Given instruction:
Return every entry exactly.

(Extracted records)
——————

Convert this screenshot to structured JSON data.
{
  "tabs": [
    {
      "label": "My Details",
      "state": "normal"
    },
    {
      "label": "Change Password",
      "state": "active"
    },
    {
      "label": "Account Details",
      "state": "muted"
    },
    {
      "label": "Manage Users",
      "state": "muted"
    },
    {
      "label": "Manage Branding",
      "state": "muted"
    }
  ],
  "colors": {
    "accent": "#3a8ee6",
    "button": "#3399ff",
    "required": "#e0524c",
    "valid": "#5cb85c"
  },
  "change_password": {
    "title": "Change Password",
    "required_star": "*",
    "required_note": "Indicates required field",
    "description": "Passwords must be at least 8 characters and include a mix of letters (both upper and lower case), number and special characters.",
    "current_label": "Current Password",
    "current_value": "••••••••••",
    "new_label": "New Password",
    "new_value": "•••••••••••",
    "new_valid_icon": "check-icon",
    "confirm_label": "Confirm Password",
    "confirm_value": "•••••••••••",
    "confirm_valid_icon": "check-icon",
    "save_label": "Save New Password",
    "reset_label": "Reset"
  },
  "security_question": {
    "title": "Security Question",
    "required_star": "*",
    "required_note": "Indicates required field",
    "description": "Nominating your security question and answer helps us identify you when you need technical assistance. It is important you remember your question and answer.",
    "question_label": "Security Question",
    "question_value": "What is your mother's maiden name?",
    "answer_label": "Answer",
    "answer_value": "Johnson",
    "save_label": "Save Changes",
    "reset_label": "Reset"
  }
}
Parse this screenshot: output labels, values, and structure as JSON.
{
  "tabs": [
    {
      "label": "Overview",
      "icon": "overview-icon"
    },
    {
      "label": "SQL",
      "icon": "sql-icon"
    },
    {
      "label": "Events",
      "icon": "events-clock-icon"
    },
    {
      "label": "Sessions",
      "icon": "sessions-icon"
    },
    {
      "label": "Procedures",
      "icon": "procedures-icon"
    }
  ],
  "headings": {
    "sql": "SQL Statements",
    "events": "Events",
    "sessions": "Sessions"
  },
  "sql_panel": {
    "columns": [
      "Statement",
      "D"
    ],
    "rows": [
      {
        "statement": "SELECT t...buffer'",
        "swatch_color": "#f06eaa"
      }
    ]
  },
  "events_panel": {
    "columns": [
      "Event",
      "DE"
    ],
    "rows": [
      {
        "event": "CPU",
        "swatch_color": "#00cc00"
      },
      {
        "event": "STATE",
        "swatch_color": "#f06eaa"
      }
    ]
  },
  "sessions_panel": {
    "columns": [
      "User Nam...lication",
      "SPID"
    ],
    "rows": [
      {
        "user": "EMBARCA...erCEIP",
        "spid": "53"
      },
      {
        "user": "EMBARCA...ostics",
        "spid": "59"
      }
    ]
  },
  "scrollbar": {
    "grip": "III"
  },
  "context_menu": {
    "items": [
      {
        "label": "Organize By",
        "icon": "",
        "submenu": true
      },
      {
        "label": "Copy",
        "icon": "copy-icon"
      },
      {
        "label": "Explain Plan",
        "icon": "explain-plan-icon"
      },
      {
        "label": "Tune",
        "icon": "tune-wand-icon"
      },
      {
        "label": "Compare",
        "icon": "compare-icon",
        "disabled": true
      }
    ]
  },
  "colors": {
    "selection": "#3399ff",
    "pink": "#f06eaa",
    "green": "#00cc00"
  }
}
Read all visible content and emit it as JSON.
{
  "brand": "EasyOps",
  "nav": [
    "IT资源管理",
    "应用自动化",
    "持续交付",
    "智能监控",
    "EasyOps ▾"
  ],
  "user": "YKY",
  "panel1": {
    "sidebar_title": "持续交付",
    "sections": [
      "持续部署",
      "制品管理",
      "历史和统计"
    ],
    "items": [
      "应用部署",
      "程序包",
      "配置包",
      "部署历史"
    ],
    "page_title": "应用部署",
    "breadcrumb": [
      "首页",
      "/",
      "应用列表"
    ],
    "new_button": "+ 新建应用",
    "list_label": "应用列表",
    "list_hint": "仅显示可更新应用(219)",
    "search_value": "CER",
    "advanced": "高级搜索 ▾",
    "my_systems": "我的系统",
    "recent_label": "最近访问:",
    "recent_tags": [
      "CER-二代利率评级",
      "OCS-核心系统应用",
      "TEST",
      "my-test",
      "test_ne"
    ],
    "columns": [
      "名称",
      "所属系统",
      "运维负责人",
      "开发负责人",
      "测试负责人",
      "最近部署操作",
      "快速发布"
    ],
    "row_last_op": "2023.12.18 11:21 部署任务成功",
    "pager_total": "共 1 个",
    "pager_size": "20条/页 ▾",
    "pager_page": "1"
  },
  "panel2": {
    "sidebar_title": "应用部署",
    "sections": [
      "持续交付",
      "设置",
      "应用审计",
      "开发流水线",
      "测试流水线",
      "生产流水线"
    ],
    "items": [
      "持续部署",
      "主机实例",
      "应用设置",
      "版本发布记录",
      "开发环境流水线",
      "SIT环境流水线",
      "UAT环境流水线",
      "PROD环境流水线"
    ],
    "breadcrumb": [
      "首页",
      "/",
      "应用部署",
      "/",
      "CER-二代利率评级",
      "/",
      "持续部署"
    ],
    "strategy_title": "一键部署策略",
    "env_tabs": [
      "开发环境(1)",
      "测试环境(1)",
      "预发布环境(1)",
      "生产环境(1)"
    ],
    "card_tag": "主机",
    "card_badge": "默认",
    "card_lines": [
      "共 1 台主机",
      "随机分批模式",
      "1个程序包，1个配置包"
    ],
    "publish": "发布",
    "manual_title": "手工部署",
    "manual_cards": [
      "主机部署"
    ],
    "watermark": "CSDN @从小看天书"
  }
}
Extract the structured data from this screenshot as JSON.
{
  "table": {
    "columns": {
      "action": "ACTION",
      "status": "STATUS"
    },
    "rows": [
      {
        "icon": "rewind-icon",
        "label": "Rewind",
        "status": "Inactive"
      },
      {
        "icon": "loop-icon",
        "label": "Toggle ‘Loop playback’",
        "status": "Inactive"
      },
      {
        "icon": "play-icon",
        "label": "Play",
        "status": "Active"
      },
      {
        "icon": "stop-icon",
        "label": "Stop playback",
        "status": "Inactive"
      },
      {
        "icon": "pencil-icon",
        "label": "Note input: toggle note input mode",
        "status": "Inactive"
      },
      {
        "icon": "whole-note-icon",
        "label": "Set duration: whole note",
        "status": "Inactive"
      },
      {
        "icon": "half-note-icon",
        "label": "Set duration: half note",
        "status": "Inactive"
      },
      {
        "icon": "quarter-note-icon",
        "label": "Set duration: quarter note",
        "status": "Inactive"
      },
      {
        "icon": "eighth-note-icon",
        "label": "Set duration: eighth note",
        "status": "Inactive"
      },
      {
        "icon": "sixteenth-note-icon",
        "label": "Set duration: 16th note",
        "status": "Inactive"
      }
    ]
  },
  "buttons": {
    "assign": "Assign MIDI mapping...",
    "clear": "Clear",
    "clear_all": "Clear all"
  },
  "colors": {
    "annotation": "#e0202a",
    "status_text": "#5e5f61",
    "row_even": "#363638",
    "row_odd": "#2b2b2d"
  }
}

——————

The reply:
Convert this screenshot to structured JSON data.
{
  "tabs": [
    {
      "label": "My Details",
      "state": "normal"
    },
    {
      "label": "Change Password",
      "state": "active"
    },
    {
      "label": "Account Details",
      "state": "muted"
    },
    {
      "label": "Manage Users",
      "state": "muted"
    },
    {
      "label": "Manage Branding",
      "state": "muted"
    }
  ],
  "colors": {
    "accent": "#3a8ee6",
    "button": "#3399ff",
    "required": "#e0524c",
    "valid": "#5cb85c"
  },
  "change_password": {
    "title": "Change Password",
    "required_star": "*",
    "required_note": "Indicates required field",
    "description": "Passwords must be at least 8 characters and include a mix of letters (both upper and lower case), number and special characters.",
    "current_label": "Current Password",
    "current_value": "••••••••••",
    "new_label": "New Password",
    "new_value": "•••••••••••",
    "new_valid_icon": "check-icon",
    "confirm_label": "Confirm Password",
    "confirm_value": "•••••••••••",
    "confirm_valid_icon": "check-icon",
    "save_label": "Save New Password",
    "reset_label": "Reset"
  },
  "security_question": {
    "title": "Security Question",
    "required_star": "*",
    "required_note": "Indicates required field",
    "description": "Nominating your security question and answer helps us identify you when you need technical assistance. It is important you remember your question and answer.",
    "question_label": "Security Question",
    "question_value": "What is your mother's maiden name?",
    "answer_label": "Answer",
    "answer_value": "Johnson",
    "save_label": "Save Changes",
    "reset_label": "Reset"
  }
}
Parse this screenshot: output labels, values, and structure as JSON.
{
  "tabs": [
    {
      "label": "Overview",
      "icon": "overview-icon"
    },
    {
      "label": "SQL",
      "icon": "sql-icon"
    },
    {
      "label": "Events",
      "icon": "events-clock-icon"
    },
    {
      "label": "Sessions",
      "icon": "sessions-icon"
    },
    {
      "label": "Procedures",
      "icon": "procedures-icon"
    }
  ],
  "headings": {
    "sql": "SQL Statements",
    "events": "Events",
    "sessions": "Sessions"
  },
  "sql_panel": {
    "columns": [
      "Statement",
      "D"
    ],
    "rows": [
      {
        "statement": "SELECT t...buffer'",
        "swatch_color": "#f06eaa"
      }
    ]
  },
  "events_panel": {
    "columns": [
      "Event",
      "DE"
    ],
    "rows": [
      {
        "event": "CPU",
        "swatch_color": "#00cc00"
      },
      {
        "event": "STATE",
        "swatch_color": "#f06eaa"
      }
    ]
  },
  "sessions_panel": {
    "columns": [
      "User Nam...lication",
      "SPID"
    ],
    "rows": [
      {
        "user": "EMBARCA...erCEIP",
        "spid": "53"
      },
      {
        "user": "EMBARCA...ostics",
        "spid": "59"
      }
    ]
  },
  "scrollbar": {
    "grip": "III"
  },
  "context_menu": {
    "items": [
      {
        "label": "Organize By",
        "icon": "",
        "submenu": true
      },
      {
        "label": "Copy",
        "icon": "copy-icon"
      },
      {
        "label": "Explain Plan",
        "icon": "explain-plan-icon"
      },
      {
        "label": "Tune",
        "icon": "tune-wand-icon"
      },
      {
        "label": "Compare",
        "icon": "compare-icon",
        "disabled": true
      }
    ]
  },
  "colors": {
    "selection": "#3399ff",
    "pink": "#f06eaa",
    "green": "#00cc00"
  }
}
Read all visible content and emit it as JSON.
{
  "brand": "EasyOps",
  "nav": [
    "IT资源管理",
    "应用自动化",
    "持续交付",
    "智能监控",
    "EasyOps ▾"
  ],
  "user": "YKY",
  "panel1": {
    "sidebar_title": "持续交付",
    "sections": [
      "持续部署",
      "制品管理",
      "历史和统计"
    ],
    "items": [
      "应用部署",
      "程序包",
      "配置包",
      "部署历史"
    ],
    "page_title": "应用部署",
    "breadcrumb": [
      "首页",
      "/",
      "应用列表"
    ],
    "new_button": "+ 新建应用",
    "list_label": "应用列表",
    "list_hint": "仅显示可更新应用(219)",
    "search_value": "CER",
    "advanced": "高级搜索 ▾",
    "my_systems": "我的系统",
    "recent_label": "最近访问:",
    "recent_tags": [
      "CER-二代利率评级",
      "OCS-核心系统应用",
      "TEST",
      "my-test",
      "test_ne"
    ],
    "columns": [
      "名称",
      "所属系统",
      "运维负责人",
      "开发负责人",
      "测试负责人",
      "最近部署操作",
      "快速发布"
    ],
    "row_last_op": "2023.12.18 11:21 部署任务成功",
    "pager_total": "共 1 个",
    "pager_size": "20条/页 ▾",
    "pager_page": "1"
  },
  "panel2": {
    "sidebar_title": "应用部署",
    "sections": [
      "持续交付",
      "设置",
      "应用审计",
      "开发流水线",
      "测试流水线",
      "生产流水线"
    ],
    "items": [
      "持续部署",
      "主机实例",
      "应用设置",
      "版本发布记录",
      "开发环境流水线",
      "SIT环境流水线",
      "UAT环境流水线",
      "PROD环境流水线"
    ],
    "breadcrumb": [
      "首页",
      "/",
      "应用部署",
      "/",
      "CER-二代利率评级",
      "/",
      "持续部署"
    ],
    "strategy_title": "一键部署策略",
    "env_tabs": [
      "开发环境(1)",
      "测试环境(1)",
      "预发布环境(1)",
      "生产环境(1)"
    ],
    "card_tag": "主机",
    "card_badge": "默认",
    "card_lines": [
      "共 1 台主机",
      "随机分批模式",
      "1个程序包，1个配置包"
    ],
    "publish": "发布",
    "manual_title": "手工部署",
    "manual_cards": [
      "主机部署"
    ],
    "watermark": "CSDN @从小看天书"
  }
}
Extract the structured data from this screenshot as JSON.
{
  "table": {
    "columns": {
      "action": "ACTION",
      "status": "STATUS"
    },
    "rows": [
      {
        "icon": "rewind-icon",
        "label": "Rewind",
        "status": "Inactive"
      },
      {
        "icon": "loop-icon",
        "label": "Toggle ‘Loop playback’",
        "status": "Inactive"
      },
      {
        "icon": "play-icon",
        "label": "Play",
        "status": "Active"
      },
      {
        "icon": "stop-icon",
        "label": "Stop playback",
        "status": "Inactive"
      },
      {
        "icon": "pencil-icon",
        "label": "Note input: toggle note input mode",
        "status": "Inactive"
      },
      {
        "icon": "whole-note-icon",
        "label": "Set duration: whole note",
        "status": "Inactive"
      },
      {
        "icon": "half-note-icon",
        "label": "Set duration: half note",
        "status": "Inactive"
      },
      {
        "icon": "quarter-note-icon",
        "label": "Set duration: quarter note",
        "status": "Inactive"
      },
      {
        "icon": "eighth-note-icon",
        "label": "Set duration: eighth note",
        "status": "Inactive"
      },
      {
        "icon": "sixteenth-note-icon",
        "label": "Set duration: 16th note",
        "status": "Inactive"
      }
    ]
  },
  "buttons": {
    "assign": "Assign MIDI mapping...",
    "clear": "Clear",
    "clear_all": "Clear all"
  },
  "colors": {
    "annotation": "#e0202a",
    "status_text": "#5e5f61",
    "row_even": "#363638",
    "row_odd": "#2b2b2d"
  }
}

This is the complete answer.